--- Problem details ---
Take the records underneath and set them down exactly.

****

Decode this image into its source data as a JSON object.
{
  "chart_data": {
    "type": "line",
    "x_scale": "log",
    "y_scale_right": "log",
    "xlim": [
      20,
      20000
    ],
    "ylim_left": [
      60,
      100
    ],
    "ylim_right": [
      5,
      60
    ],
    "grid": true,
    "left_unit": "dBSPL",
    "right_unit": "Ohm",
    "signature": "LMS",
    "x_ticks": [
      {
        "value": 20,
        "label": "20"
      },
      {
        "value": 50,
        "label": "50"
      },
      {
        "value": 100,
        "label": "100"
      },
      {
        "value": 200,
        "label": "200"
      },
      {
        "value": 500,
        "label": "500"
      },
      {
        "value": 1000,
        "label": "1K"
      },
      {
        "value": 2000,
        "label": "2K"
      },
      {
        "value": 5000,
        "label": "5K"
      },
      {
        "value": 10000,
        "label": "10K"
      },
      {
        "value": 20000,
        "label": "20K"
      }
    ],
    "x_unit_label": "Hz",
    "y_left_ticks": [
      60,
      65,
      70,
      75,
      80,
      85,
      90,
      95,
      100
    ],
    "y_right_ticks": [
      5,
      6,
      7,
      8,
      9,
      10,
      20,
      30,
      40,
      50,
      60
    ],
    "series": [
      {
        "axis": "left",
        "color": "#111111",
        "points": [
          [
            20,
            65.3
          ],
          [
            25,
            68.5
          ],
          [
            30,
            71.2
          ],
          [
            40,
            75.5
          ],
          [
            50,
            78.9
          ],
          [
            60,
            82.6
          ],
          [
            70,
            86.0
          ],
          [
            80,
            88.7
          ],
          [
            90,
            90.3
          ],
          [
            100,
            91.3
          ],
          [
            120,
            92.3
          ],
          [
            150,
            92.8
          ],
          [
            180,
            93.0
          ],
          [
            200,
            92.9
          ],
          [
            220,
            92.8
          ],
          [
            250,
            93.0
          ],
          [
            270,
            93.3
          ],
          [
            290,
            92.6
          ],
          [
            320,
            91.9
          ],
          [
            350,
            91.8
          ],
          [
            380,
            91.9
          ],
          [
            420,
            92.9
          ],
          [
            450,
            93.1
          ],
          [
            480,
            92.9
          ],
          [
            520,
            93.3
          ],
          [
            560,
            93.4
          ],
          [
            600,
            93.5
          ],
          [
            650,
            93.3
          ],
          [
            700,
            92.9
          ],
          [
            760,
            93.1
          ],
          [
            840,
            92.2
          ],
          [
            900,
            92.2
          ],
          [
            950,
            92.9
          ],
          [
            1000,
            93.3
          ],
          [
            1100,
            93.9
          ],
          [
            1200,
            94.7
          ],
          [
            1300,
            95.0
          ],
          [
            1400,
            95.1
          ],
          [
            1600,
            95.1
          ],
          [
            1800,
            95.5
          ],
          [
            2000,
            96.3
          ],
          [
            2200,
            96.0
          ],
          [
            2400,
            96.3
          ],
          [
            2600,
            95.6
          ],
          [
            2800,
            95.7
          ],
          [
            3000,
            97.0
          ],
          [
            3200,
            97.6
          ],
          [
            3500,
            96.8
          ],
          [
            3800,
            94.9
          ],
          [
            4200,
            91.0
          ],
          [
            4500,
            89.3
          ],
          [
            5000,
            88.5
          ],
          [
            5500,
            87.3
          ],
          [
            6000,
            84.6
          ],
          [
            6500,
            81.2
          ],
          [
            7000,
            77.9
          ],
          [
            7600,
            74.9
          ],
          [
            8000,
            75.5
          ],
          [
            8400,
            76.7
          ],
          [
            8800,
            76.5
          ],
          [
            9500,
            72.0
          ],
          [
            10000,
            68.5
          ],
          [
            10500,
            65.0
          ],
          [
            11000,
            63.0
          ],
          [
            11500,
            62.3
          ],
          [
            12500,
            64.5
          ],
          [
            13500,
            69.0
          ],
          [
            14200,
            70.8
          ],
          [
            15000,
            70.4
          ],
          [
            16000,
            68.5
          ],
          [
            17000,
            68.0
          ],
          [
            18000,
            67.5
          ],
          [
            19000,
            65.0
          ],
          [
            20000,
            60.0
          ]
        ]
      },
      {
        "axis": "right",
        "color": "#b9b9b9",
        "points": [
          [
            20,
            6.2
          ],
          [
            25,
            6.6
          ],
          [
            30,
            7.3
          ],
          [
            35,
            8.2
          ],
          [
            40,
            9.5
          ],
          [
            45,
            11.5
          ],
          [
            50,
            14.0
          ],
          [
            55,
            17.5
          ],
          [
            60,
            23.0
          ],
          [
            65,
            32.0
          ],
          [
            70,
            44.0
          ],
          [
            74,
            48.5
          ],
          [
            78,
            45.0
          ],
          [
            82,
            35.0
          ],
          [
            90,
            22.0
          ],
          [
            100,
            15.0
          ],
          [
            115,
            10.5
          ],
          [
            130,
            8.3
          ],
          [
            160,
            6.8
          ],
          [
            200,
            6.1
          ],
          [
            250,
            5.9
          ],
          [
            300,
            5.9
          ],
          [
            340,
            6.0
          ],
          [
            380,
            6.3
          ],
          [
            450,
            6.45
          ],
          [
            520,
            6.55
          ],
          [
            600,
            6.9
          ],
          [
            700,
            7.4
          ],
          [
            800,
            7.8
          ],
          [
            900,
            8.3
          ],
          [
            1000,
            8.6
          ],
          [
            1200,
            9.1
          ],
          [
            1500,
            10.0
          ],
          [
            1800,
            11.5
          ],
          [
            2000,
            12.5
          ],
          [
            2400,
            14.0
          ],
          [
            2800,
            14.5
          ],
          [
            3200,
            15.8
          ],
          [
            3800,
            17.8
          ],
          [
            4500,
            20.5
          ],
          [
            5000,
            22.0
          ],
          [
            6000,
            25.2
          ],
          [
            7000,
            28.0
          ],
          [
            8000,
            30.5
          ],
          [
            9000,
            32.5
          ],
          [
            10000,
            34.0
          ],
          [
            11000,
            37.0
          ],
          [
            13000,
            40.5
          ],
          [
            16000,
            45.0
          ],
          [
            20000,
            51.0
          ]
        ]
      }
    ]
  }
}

****

--- Exercise result ---
Decode this image into its source data as a JSON object.
{
  "chart_data": {
    "type": "line",
    "x_scale": "log",
    "y_scale_right": "log",
    "xlim": [
      20,
      20000
    ],
    "ylim_left": [
      60,
      100
    ],
    "ylim_right": [
      5,
      60
    ],
    "grid": true,
    "left_unit": "dBSPL",
    "right_unit": "Ohm",
    "signature": "LMS",
    "x_ticks": [
      {
        "value": 20,
        "label": "20"
      },
      {
        "value": 50,
        "label": "50"
      },
      {
        "value": 100,
        "label": "100"
      },
      {
        "value": 200,
        "label": "200"
      },
      {
        "value": 500,
        "label": "500"
      },
      {
        "value": 1000,
        "label": "1K"
      },
      {
        "value": 2000,
        "label": "2K"
      },
      {
        "value": 5000,
        "label": "5K"
      },
      {
        "value": 10000,
        "label": "10K"
      },
      {
        "value": 20000,
        "label": "20K"
      }
    ],
    "x_unit_label": "Hz",
    "y_left_ticks": [
      60,
      65,
      70,
      75,
      80,
      85,
      90,
      95,
      100
    ],
    "y_right_ticks": [
      5,
      6,
      7,
      8,
      9,
      10,
      20,
      30,
      40,
      50,
      60
    ],
    "series": [
      {
        "axis": "left",
        "color": "#111111",
        "points": [
          [
            20,
            65.3
          ],
          [
            25,
            68.5
          ],
          [
            30,
            71.2
          ],
          [
            40,
            75.5
          ],
          [
            50,
            78.9
          ],
          [
            60,
            82.6
          ],
          [
            70,
            86.0
          ],
          [
            80,
            88.7
          ],
          [
            90,
            90.3
          ],
          [
            100,
            91.3
          ],
          [
            120,
            92.3
          ],
          [
            150,
            92.8
          ],
          [
            180,
            93.0
          ],
          [
            200,
            92.9
          ],
          [
            220,
            92.8
          ],
          [
            250,
            93.0
          ],
          [
            270,
            93.3
          ],
          [
            290,
            92.6
          ],
          [
            320,
            91.9
          ],
          [
            350,
            91.8
          ],
          [
            380,
            91.9
          ],
          [
            420,
            92.9
          ],
          [
            450,
            93.1
          ],
          [
            480,
            92.9
          ],
          [
            520,
            93.3
          ],
          [
            560,
            93.4
          ],
          [
            600,
            93.5
          ],
          [
            650,
            93.3
          ],
          [
            700,
            92.9
          ],
          [
            760,
            93.1
          ],
          [
            840,
            92.2
          ],
          [
            900,
            92.2
          ],
          [
            950,
            92.9
          ],
          [
            1000,
            93.3
          ],
          [
            1100,
            93.9
          ],
          [
            1200,
            94.7
          ],
          [
            1300,
            95.0
          ],
          [
            1400,
            95.1
          ],
          [
            1600,
            95.1
          ],
          [
            1800,
            95.5
          ],
          [
            2000,
            96.3
          ],
          [
            2200,
            96.0
          ],
          [
            2400,
            96.3
          ],
          [
            2600,
            95.6
          ],
          [
            2800,
            95.7
          ],
          [
            3000,
            97.0
          ],
          [
            3200,
            97.6
          ],
          [
            3500,
            96.8
          ],
          [
            3800,
            94.9
          ],
          [
            4200,
            91.0
          ],
          [
            4500,
            89.3
          ],
          [
            5000,
            88.5
          ],
          [
            5500,
            87.3
          ],
          [
            6000,
            84.6
          ],
          [
            6500,
            81.2
          ],
          [
            7000,
            77.9
          ],
          [
            7600,
            74.9
          ],
          [
            8000,
            75.5
          ],
          [
            8400,
            76.7
          ],
          [
            8800,
            76.5
          ],
          [
            9500,
            72.0
          ],
          [
            10000,
            68.5
          ],
          [
            10500,
            65.0
          ],
          [
            11000,
            63.0
          ],
          [
            11500,
            62.3
          ],
          [
            12500,
            64.5
          ],
          [
            13500,
            69.0
          ],
          [
            14200,
            70.8
          ],
          [
            15000,
            70.4
          ],
          [
            16000,
            68.5
          ],
          [
            17000,
            68.0
          ],
          [
            18000,
            67.5
          ],
          [
            19000,
            65.0
          ],
          [
            20000,
            60.0
          ]
        ]
      },
      {
        "axis": "right",
        "color": "#b9b9b9",
        "points": [
          [
            20,
            6.2
          ],
          [
            25,
            6.6
          ],
          [
            30,
            7.3
          ],
          [
            35,
            8.2
          ],
          [
            40,
            9.5
          ],
          [
            45,
            11.5
          ],
          [
            50,
            14.0
          ],
          [
            55,
            17.5
          ],
          [
            60,
            23.0
          ],
          [
            65,
            32.0
          ],
          [
            70,
            44.0
          ],
          [
            74,
            48.5
          ],
          [
            78,
            45.0
          ],
          [
            82,
            35.0
          ],
          [
            90,
            22.0
          ],
          [
            100,
            15.0
          ],
          [
            115,
            10.5
          ],
          [
            130,
            8.3
          ],
          [
            160,
            6.8
          ],
          [
            200,
            6.1
          ],
          [
            250,
            5.9
          ],
          [
            300,
            5.9
          ],
          [
            340,
            6.0
          ],
          [
            380,
            6.3
          ],
          [
            450,
            6.45
          ],
          [
            520,
            6.55
          ],
          [
            600,
            6.9
          ],
          [
            700,
            7.4
          ],
          [
            800,
            7.8
          ],
          [
            900,
            8.3
          ],
          [
            1000,
            8.6
          ],
          [
            1200,
            9.1
          ],
          [
            1500,
            10.0
          ],
          [
            1800,
            11.5
          ],
          [
            2000,
            12.5
          ],
          [
            2400,
            14.0
          ],
          [
            2800,
            14.5
          ],
          [
            3200,
            15.8
          ],
          [
            3800,
            17.8
          ],
          [
            4500,
            20.5
          ],
          [
            5000,
            22.0
          ],
          [
            6000,
            25.2
          ],
          [
            7000,
            28.0
          ],
          [
            8000,
            30.5
          ],
          [
            9000,
            32.5
          ],
          [
            10000,
            34.0
          ],
          [
            11000,
            37.0
          ],
          [
            13000,
            40.5
          ],
          [
            16000,
            45.0
          ],
          [
            20000,
            51.0
          ]
        ]
      }
    ]
  }
}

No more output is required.